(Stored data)

==========

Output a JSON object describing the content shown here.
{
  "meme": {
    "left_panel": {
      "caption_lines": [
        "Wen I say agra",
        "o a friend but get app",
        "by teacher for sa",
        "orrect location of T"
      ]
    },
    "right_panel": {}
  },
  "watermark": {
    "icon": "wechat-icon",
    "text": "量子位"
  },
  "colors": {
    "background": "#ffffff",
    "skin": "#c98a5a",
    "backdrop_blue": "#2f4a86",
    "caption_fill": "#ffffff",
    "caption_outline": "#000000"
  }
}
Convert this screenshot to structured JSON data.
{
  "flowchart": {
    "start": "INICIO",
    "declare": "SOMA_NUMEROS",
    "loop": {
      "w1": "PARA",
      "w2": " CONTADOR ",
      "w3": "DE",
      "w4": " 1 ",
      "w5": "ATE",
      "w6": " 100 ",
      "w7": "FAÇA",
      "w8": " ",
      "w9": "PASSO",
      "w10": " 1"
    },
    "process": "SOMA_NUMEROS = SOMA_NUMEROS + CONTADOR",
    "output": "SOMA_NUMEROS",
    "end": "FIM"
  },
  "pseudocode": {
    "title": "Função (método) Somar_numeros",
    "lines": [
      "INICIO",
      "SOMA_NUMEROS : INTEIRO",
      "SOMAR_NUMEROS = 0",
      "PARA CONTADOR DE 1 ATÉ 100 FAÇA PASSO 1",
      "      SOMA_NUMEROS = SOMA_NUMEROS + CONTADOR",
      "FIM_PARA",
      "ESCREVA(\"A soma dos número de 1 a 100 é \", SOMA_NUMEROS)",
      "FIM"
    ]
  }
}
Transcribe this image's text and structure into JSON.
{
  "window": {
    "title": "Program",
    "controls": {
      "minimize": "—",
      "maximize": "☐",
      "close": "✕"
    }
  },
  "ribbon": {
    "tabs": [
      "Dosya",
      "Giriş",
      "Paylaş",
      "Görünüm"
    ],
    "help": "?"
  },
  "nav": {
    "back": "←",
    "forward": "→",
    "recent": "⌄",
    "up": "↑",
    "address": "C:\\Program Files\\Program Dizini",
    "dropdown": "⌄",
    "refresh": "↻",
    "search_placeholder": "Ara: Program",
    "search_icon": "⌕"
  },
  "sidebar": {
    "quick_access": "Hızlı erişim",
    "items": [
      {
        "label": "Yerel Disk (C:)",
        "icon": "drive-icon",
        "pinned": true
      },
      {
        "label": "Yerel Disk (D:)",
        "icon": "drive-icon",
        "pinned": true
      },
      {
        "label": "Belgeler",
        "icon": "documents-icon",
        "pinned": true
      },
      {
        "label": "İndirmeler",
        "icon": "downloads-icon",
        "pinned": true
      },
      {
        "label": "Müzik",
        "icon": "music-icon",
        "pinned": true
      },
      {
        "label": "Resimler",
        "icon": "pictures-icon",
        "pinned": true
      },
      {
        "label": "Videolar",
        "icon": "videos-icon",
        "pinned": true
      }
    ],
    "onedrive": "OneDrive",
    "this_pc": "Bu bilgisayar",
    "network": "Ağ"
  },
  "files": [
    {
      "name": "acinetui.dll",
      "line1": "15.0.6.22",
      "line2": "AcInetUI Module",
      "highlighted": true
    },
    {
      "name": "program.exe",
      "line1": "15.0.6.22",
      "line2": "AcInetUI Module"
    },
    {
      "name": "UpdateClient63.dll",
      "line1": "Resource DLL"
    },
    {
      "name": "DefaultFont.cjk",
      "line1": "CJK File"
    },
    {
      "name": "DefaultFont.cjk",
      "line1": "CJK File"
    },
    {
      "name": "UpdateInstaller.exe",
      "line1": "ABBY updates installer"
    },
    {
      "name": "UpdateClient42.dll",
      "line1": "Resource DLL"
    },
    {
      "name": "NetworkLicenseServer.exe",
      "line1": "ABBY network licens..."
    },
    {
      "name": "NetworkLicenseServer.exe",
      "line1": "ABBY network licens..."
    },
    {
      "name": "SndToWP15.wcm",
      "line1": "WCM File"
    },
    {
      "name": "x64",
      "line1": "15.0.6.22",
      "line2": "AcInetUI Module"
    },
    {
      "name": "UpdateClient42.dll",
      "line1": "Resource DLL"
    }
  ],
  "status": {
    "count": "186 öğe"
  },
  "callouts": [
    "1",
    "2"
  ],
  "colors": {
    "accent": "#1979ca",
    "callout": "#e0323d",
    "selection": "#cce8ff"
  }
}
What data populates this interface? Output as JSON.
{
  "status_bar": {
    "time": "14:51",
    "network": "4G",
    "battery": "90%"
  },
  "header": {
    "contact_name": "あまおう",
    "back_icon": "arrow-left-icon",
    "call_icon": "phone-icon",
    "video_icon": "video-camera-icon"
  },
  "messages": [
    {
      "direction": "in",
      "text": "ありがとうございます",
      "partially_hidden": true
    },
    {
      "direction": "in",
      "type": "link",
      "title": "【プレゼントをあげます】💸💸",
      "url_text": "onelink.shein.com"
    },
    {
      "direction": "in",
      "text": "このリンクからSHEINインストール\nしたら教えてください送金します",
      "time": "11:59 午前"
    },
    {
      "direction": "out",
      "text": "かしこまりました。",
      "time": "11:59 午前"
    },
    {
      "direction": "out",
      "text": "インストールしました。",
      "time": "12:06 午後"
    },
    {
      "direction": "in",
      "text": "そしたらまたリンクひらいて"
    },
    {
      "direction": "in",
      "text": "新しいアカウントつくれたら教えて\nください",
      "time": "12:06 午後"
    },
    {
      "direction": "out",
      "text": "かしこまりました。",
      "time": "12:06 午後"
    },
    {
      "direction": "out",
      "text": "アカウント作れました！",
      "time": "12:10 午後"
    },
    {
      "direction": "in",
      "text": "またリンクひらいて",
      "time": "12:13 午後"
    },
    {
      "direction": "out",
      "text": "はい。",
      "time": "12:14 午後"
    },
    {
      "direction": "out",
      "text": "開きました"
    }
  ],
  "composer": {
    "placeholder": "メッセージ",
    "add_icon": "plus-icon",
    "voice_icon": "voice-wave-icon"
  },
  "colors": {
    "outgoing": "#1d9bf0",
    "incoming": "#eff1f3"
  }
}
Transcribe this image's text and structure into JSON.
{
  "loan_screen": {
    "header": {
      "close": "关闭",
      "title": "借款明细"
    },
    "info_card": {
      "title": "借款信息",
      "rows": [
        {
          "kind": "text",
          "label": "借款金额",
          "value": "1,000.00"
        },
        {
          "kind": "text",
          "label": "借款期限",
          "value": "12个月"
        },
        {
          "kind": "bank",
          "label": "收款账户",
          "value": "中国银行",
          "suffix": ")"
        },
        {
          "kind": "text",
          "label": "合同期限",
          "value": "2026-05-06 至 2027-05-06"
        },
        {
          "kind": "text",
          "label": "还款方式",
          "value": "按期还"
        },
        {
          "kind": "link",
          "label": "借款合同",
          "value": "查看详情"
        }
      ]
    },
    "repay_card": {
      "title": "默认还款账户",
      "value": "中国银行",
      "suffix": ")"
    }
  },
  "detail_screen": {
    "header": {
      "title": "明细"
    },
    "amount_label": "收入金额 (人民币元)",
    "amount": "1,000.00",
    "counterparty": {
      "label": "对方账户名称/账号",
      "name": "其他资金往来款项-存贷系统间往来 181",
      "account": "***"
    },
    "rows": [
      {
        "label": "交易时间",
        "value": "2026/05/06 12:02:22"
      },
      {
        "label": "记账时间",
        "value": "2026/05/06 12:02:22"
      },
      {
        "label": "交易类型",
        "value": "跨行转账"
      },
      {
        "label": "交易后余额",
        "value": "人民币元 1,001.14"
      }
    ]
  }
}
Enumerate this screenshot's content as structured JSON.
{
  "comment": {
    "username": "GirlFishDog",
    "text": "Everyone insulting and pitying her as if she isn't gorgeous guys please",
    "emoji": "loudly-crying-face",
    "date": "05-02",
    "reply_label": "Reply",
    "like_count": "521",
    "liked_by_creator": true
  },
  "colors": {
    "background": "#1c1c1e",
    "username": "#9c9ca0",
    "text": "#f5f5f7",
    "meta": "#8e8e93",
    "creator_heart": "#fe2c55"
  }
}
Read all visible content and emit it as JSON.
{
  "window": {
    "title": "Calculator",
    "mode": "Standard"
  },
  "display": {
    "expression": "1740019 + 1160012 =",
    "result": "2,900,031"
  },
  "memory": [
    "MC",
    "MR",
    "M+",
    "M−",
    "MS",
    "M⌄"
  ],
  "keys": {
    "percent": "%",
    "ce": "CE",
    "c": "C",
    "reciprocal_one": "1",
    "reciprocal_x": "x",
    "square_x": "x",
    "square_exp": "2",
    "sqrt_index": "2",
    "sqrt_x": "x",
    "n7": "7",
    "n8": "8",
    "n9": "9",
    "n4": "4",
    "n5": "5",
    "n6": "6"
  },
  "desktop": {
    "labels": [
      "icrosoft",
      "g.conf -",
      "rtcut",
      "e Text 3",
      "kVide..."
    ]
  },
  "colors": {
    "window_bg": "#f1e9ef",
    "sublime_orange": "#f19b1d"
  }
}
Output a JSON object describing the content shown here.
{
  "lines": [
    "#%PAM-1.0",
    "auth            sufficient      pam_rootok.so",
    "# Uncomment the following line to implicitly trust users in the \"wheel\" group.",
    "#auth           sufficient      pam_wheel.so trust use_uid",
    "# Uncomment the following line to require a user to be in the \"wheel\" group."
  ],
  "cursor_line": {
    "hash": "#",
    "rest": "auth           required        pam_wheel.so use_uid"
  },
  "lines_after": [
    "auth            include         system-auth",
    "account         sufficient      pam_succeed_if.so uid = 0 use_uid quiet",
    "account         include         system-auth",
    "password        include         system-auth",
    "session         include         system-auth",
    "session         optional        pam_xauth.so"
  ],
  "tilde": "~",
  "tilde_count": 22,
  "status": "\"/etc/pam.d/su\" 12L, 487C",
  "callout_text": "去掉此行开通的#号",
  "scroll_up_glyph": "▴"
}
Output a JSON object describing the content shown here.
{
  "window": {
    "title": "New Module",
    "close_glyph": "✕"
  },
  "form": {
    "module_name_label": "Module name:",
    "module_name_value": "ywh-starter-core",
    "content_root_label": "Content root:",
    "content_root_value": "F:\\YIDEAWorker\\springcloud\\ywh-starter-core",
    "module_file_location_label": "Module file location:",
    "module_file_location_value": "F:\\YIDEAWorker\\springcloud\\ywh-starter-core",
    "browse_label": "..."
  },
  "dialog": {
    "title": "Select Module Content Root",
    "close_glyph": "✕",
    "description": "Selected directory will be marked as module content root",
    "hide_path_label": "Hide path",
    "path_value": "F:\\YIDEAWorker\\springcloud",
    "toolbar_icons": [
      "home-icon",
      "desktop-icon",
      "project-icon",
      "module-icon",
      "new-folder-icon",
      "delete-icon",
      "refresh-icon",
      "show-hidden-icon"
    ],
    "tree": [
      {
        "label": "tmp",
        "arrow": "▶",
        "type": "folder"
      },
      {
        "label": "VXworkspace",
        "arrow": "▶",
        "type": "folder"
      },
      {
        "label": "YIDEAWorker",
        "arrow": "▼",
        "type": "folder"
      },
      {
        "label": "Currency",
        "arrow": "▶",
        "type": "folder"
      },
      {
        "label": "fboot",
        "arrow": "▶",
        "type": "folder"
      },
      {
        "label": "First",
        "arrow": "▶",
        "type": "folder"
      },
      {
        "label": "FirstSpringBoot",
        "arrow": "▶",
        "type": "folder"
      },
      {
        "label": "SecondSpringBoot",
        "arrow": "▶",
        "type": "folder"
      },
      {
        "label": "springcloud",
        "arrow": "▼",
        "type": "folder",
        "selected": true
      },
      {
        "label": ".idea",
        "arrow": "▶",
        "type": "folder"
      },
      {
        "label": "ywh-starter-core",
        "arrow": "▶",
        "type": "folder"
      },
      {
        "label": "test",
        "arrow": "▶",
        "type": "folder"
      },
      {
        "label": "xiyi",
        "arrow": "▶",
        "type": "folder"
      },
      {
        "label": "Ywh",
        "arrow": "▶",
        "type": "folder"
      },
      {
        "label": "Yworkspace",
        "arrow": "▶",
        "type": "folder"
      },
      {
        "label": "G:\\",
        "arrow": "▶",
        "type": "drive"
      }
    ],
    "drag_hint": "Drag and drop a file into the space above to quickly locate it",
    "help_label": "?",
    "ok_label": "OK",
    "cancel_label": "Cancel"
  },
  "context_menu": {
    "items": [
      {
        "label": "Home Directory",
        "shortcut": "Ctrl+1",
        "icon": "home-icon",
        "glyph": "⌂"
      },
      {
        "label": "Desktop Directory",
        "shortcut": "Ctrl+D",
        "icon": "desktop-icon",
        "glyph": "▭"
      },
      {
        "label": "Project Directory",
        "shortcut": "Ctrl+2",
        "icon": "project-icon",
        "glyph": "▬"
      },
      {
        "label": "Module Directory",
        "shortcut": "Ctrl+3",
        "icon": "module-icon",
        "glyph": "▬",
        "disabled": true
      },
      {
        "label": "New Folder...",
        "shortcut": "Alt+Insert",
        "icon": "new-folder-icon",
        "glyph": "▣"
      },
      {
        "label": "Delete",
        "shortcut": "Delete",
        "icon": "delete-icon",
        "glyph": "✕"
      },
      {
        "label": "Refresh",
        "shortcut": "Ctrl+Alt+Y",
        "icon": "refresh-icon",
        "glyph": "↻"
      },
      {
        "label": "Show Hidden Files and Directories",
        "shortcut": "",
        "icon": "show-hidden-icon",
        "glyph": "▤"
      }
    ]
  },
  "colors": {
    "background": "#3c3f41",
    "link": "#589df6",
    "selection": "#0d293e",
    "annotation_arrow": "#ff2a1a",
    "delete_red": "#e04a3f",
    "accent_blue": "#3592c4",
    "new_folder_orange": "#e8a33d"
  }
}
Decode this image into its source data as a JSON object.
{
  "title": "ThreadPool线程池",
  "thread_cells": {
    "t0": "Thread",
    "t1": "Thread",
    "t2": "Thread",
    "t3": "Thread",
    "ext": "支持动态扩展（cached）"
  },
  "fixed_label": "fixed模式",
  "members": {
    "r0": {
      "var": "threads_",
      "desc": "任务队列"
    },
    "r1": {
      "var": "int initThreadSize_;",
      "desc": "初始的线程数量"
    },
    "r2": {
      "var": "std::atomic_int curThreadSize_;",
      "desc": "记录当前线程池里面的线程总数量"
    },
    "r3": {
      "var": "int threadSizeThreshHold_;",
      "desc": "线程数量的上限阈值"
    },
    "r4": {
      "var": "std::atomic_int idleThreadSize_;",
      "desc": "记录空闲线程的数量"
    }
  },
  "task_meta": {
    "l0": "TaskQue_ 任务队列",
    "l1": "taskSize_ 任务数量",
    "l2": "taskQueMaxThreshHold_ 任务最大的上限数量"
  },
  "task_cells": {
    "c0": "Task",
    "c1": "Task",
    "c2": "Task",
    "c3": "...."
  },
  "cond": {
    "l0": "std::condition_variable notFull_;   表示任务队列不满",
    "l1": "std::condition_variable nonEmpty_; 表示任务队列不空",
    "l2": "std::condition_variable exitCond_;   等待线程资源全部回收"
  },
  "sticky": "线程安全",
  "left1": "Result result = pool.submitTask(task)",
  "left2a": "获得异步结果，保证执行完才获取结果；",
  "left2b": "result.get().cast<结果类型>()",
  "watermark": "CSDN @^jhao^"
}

==========

Given instruction
Gather up, from the records above, each line where the word "include" appears.

Reply to the exercise
    "auth            include         system-auth",
    "account         include         system-auth",
    "password        include         system-auth",
    "session         include         system-auth",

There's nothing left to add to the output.